# Problem statement
In the records below, pick out all lines containing the word "użytkowników".
++++++++
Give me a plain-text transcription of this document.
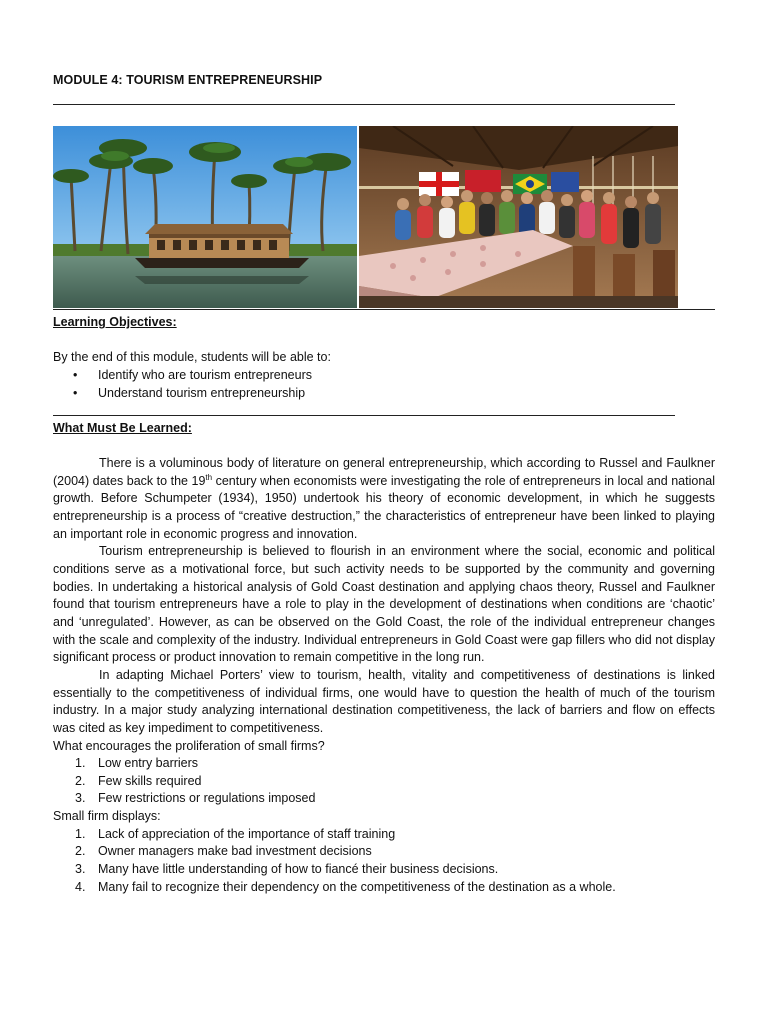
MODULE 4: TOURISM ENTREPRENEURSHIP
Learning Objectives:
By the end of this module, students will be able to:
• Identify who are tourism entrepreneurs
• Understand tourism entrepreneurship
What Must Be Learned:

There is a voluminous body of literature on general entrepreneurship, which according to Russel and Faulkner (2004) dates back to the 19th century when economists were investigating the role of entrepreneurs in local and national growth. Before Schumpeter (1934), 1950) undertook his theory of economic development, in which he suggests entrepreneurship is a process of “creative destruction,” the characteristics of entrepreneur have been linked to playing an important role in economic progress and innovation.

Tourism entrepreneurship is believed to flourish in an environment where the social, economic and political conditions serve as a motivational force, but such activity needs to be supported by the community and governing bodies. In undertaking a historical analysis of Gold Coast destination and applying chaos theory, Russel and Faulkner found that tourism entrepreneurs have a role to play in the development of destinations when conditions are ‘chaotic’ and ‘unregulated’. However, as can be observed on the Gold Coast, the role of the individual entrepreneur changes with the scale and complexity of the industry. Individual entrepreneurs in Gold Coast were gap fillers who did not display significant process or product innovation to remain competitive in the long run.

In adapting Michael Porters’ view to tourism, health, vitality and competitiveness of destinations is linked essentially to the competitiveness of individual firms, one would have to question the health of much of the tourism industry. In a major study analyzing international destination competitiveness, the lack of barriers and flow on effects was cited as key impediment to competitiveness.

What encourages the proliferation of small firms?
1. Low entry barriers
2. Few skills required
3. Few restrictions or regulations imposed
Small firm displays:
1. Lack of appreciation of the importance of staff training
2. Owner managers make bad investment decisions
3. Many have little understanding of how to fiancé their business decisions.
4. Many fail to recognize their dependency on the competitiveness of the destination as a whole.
++++++++
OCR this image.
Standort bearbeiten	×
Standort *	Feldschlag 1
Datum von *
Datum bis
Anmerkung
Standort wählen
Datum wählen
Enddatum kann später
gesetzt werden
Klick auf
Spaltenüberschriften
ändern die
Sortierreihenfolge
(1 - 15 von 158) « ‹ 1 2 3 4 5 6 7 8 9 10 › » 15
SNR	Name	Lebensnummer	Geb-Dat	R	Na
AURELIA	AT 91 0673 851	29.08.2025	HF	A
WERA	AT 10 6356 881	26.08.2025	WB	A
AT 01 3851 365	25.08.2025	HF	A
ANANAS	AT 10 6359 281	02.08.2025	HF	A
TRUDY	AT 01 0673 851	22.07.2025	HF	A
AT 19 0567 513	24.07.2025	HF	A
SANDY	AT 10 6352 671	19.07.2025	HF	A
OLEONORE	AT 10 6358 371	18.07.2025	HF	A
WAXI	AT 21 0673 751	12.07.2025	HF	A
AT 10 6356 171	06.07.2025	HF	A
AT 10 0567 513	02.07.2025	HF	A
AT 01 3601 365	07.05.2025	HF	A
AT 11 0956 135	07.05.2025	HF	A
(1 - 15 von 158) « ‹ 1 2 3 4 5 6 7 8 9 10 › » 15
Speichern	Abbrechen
++++++++
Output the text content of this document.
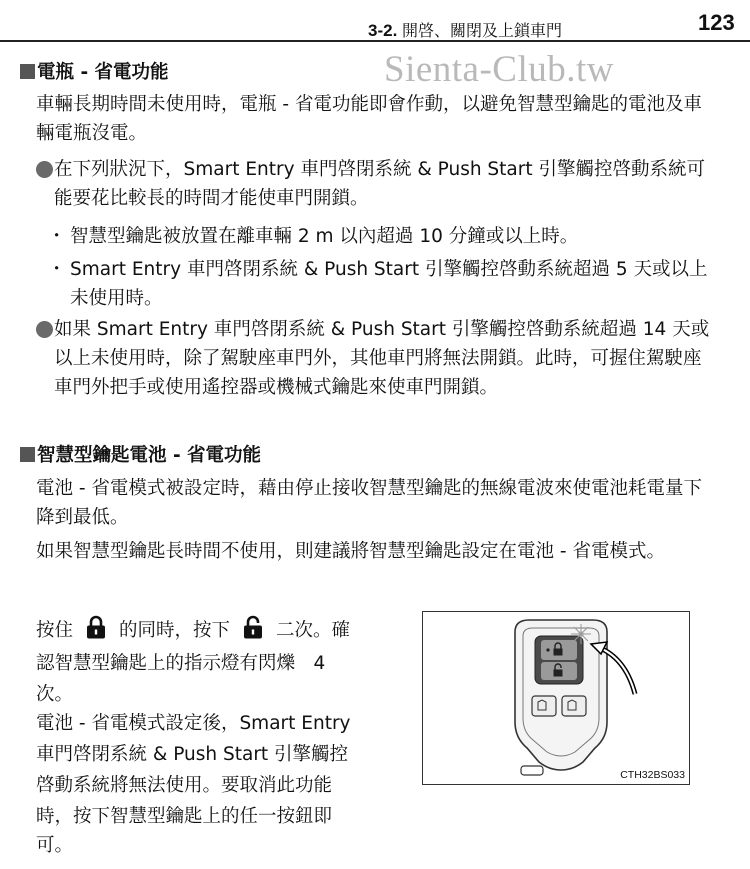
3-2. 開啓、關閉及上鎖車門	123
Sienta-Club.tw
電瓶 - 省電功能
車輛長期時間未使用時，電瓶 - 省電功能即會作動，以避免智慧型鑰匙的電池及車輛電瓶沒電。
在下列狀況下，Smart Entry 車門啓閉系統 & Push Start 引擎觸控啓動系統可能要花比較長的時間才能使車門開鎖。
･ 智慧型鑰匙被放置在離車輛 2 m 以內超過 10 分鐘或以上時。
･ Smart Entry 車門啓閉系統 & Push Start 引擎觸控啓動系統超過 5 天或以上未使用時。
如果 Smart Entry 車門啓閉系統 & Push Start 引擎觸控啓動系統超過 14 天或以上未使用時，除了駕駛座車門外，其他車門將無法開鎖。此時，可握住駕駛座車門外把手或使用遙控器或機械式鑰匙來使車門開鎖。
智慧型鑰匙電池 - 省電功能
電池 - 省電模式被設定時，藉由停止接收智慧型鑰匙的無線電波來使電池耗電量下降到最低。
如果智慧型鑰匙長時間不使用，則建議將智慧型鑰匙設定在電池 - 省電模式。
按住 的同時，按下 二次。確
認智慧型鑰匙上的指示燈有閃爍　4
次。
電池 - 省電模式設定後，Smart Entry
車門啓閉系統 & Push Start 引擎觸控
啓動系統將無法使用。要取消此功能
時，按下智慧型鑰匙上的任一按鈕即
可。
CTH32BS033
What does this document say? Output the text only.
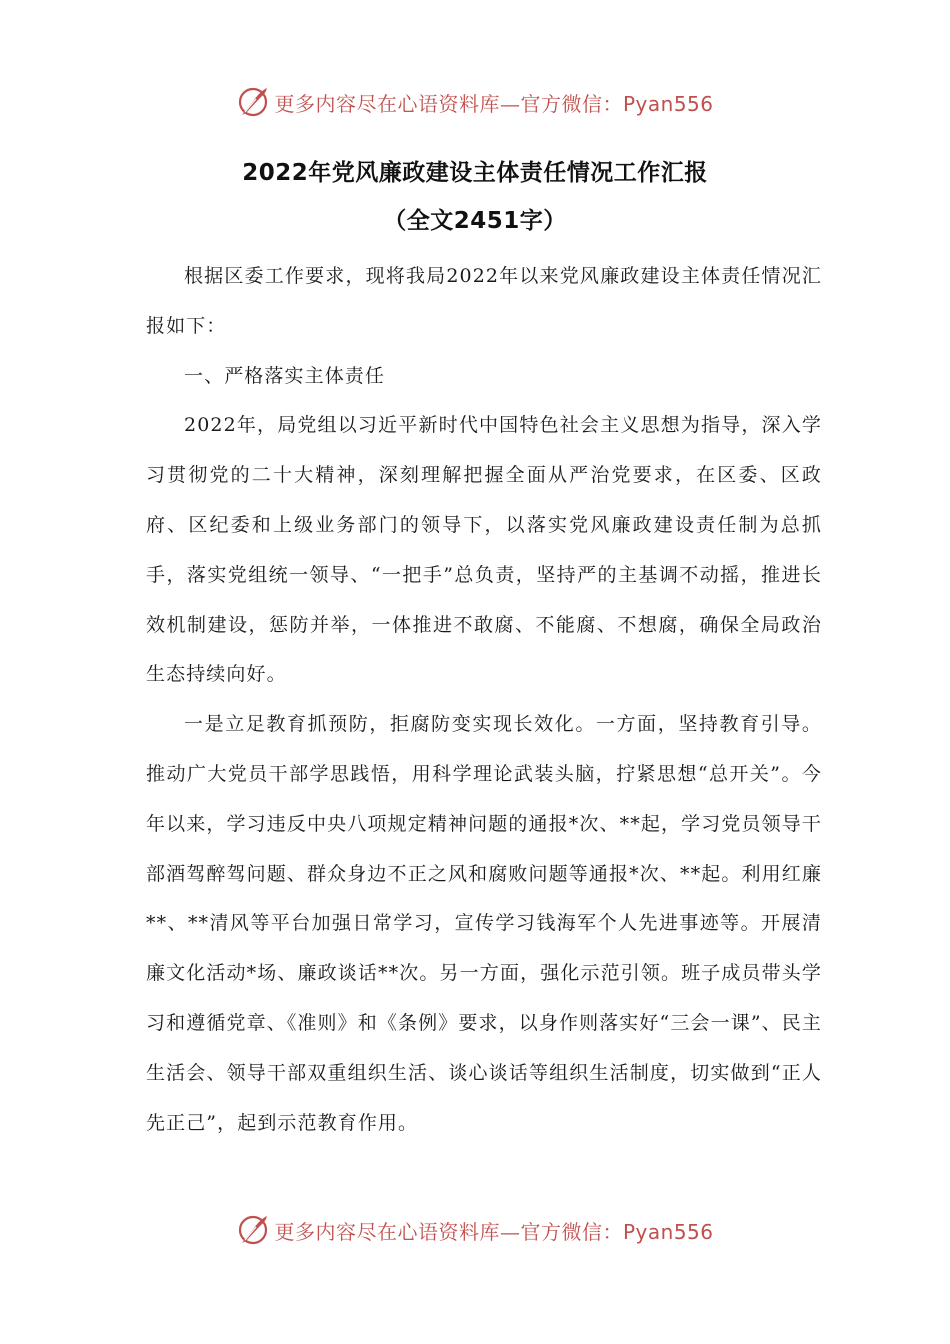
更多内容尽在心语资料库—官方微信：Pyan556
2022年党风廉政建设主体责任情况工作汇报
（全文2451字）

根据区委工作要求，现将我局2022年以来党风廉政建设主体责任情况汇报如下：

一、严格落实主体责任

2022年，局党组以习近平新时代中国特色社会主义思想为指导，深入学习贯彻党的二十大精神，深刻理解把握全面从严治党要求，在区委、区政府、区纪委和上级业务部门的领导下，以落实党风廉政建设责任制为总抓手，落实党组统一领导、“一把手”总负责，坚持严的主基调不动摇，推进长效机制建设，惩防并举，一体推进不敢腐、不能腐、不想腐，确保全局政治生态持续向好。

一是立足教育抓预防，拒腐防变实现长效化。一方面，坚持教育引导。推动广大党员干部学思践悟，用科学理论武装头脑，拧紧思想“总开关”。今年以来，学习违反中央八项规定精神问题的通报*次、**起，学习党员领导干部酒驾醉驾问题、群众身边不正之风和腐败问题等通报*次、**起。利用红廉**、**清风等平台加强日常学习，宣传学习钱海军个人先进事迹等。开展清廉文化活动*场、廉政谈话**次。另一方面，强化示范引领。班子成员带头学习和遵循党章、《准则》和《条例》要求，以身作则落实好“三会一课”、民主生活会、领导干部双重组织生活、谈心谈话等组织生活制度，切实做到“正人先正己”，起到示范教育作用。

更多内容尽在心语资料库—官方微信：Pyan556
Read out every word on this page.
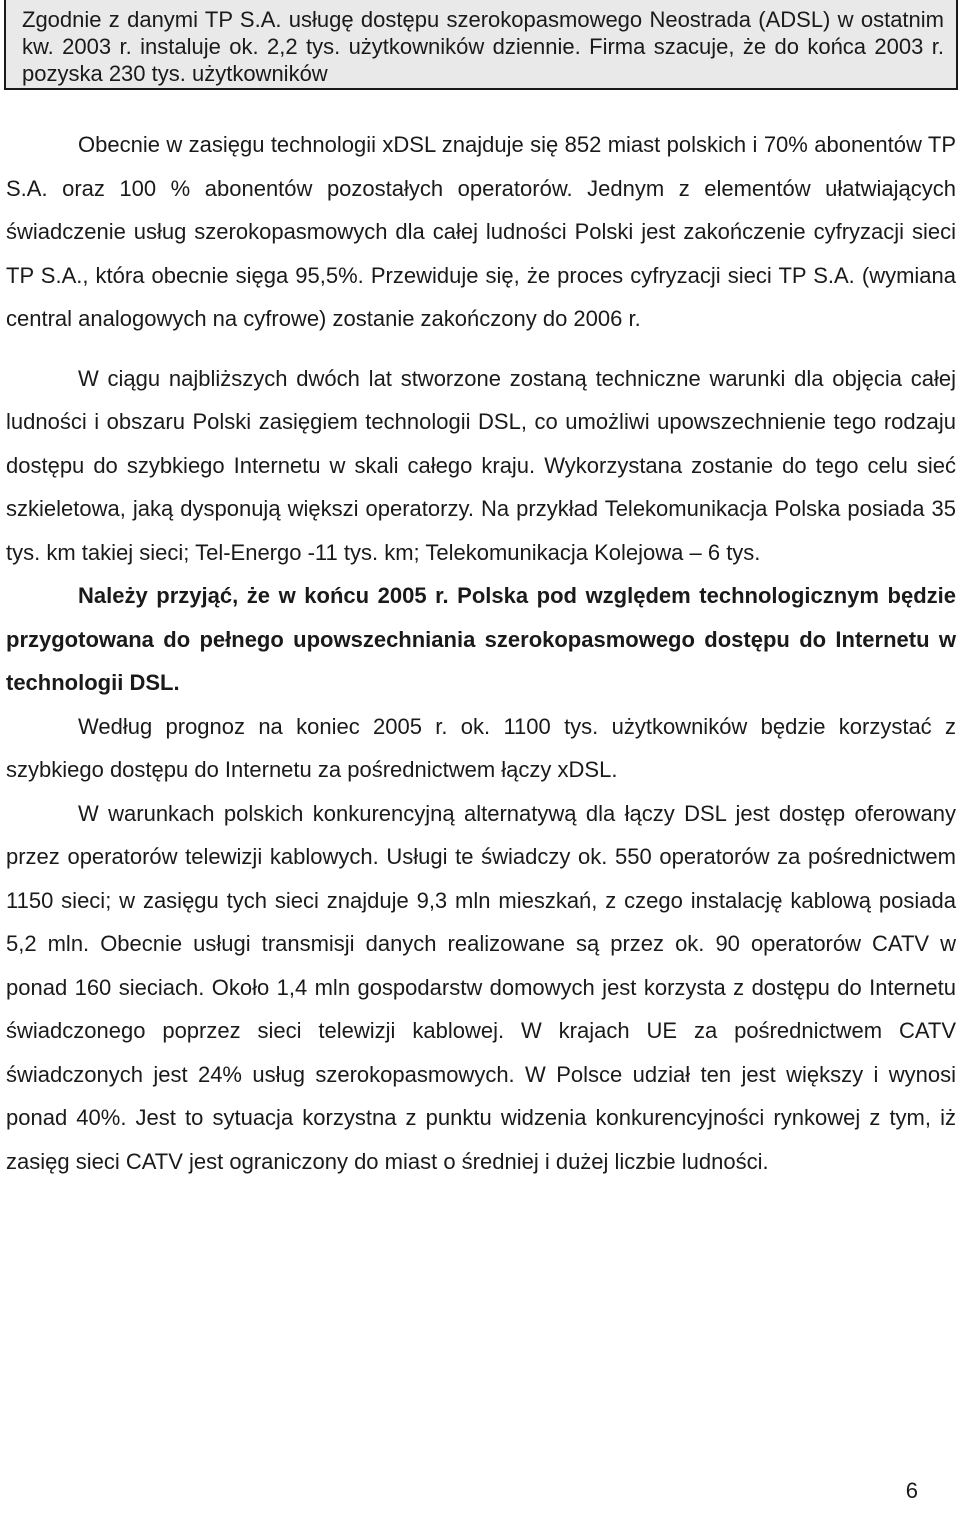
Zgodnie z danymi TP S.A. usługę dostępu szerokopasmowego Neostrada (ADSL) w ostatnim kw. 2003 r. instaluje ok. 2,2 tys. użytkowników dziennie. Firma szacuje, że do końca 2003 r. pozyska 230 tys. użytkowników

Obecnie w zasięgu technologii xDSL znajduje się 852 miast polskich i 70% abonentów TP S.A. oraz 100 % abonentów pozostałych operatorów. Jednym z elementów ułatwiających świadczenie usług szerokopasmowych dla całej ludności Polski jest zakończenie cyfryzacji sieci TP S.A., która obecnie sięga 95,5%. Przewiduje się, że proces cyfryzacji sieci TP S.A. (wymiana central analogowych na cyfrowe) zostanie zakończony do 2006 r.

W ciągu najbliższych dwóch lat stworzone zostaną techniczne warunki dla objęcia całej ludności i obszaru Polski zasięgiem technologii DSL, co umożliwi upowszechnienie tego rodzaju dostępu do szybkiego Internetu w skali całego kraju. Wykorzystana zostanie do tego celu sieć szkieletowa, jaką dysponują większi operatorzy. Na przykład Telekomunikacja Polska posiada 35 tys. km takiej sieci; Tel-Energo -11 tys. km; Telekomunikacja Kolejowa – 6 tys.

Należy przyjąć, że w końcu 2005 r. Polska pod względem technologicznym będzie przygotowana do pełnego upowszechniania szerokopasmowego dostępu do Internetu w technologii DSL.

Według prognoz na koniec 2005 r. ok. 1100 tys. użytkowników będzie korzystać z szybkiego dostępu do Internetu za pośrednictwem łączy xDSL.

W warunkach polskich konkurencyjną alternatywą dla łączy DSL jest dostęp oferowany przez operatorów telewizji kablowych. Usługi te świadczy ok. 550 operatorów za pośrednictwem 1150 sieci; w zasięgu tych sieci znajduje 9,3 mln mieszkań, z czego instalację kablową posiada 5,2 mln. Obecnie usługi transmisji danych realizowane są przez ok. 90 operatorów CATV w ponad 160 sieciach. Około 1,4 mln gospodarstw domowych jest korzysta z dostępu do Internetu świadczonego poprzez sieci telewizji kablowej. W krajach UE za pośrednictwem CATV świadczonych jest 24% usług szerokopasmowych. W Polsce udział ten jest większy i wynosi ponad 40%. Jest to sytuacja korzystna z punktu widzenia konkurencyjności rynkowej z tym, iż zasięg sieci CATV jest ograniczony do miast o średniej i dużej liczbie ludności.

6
++++++++
# Response to this exercise
Zgodnie z danymi TP S.A. usługę dostępu szerokopasmowego Neostrada (ADSL) w ostatnim kw. 2003 r. instaluje ok. 2,2 tys. użytkowników dziennie. Firma szacuje, że do końca 2003 r. pozyska 230 tys. użytkowników
Według prognoz na koniec 2005 r. ok. 1100 tys. użytkowników będzie korzystać z szybkiego dostępu do Internetu za pośrednictwem łączy xDSL.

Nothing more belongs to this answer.